§ **What you need to do**
Whenever a line below holds the word "crie", copy that line.

(Data entries)
--

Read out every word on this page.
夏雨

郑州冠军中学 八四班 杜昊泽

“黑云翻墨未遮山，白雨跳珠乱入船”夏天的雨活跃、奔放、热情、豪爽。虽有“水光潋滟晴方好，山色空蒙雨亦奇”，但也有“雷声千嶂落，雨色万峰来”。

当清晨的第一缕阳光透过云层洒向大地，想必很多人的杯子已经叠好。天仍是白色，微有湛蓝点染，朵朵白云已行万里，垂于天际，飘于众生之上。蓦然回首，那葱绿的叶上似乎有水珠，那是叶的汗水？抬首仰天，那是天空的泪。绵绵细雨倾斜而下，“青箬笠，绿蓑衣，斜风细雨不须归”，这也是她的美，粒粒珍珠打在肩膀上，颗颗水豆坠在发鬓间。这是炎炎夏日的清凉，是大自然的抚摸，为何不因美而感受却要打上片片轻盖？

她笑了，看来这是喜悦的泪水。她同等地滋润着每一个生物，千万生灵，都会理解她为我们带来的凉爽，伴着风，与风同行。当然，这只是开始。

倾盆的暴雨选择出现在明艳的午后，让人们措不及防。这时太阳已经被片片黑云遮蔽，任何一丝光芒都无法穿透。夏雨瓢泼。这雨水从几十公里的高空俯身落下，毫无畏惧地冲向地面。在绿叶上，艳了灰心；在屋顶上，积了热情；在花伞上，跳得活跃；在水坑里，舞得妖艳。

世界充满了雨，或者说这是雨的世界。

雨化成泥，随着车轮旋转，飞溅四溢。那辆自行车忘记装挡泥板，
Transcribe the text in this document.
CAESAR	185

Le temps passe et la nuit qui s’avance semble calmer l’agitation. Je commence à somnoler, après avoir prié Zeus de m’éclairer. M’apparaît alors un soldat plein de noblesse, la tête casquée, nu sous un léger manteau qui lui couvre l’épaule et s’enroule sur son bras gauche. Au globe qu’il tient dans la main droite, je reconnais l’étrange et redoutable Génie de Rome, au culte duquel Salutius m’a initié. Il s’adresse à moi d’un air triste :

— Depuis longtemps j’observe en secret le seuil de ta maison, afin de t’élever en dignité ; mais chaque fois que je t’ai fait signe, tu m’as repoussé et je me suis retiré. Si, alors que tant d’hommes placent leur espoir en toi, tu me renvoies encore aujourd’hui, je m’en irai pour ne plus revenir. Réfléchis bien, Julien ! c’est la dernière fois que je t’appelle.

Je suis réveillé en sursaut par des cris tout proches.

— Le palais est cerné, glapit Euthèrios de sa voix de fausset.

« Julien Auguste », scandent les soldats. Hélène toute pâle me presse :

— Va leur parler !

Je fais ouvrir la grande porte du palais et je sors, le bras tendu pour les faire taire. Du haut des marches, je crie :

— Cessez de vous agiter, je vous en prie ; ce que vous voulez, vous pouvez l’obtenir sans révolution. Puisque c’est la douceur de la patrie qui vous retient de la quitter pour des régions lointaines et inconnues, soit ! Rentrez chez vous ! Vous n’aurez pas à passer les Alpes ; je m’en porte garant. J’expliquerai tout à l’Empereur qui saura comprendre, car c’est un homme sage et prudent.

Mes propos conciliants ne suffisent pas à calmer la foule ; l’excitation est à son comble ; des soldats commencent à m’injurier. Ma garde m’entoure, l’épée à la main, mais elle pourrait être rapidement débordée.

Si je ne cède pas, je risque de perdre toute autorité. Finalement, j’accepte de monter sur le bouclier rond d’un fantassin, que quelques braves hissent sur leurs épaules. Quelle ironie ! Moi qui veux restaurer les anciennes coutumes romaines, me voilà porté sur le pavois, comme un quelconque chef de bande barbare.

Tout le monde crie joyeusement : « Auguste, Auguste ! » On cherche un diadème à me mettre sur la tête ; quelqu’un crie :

--

§ **Correct output**
Je fais ouvrir la grande porte du palais et je sors, le bras tendu pour les faire taire. Du haut des marches, je crie :
Tout le monde crie joyeusement : « Auguste, Auguste ! » On cherche un diadème à me mettre sur la tête ; quelqu’un crie :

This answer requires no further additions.